JOB: In the listing below, pick out lines with "Kunming".

▬▬▬▬▬▬▬▬▬▬

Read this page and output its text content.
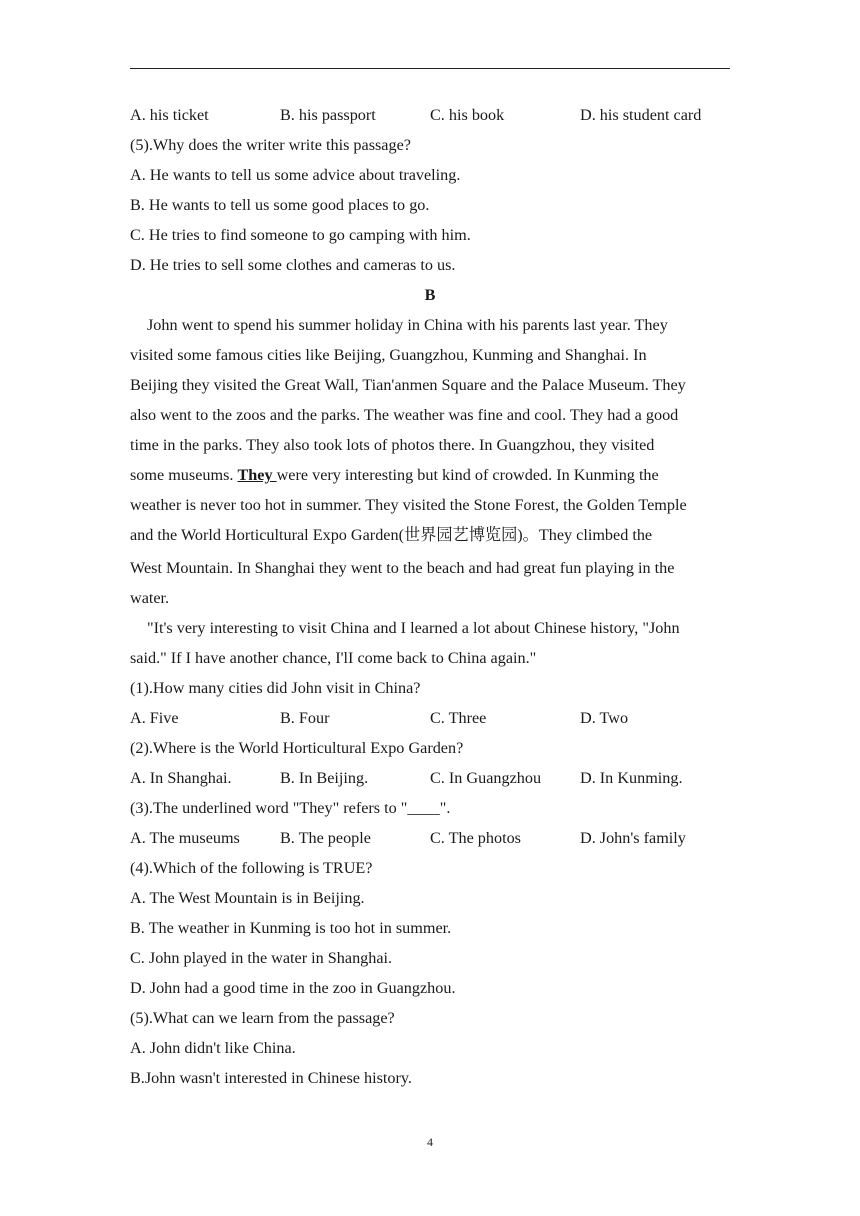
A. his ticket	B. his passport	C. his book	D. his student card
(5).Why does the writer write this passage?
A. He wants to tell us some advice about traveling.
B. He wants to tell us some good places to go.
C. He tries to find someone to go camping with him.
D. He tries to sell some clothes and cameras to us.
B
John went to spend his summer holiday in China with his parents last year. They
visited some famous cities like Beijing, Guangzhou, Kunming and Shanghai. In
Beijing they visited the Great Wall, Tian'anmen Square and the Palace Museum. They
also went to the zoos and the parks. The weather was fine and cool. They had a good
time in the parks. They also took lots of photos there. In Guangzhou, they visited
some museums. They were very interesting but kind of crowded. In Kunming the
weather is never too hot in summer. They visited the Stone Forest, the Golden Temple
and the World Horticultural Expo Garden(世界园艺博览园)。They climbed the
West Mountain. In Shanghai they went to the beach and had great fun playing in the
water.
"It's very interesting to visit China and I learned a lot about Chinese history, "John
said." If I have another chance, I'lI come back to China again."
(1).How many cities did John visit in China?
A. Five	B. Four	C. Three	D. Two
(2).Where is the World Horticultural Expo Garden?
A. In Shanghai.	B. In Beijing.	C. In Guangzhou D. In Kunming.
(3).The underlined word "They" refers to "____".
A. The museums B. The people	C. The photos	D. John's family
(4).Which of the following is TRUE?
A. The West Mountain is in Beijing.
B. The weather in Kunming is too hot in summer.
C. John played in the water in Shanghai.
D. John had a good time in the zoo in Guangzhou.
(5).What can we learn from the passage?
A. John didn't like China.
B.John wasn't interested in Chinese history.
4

▬▬▬▬▬▬▬▬▬▬

ANSWER FOR THE TASK:
visited some famous cities like Beijing, Guangzhou, Kunming and Shanghai. In
some museums. They were very interesting but kind of crowded. In Kunming the
A. In Shanghai.	B. In Beijing.	C. In Guangzhou D. In Kunming.
B. The weather in Kunming is too hot in summer.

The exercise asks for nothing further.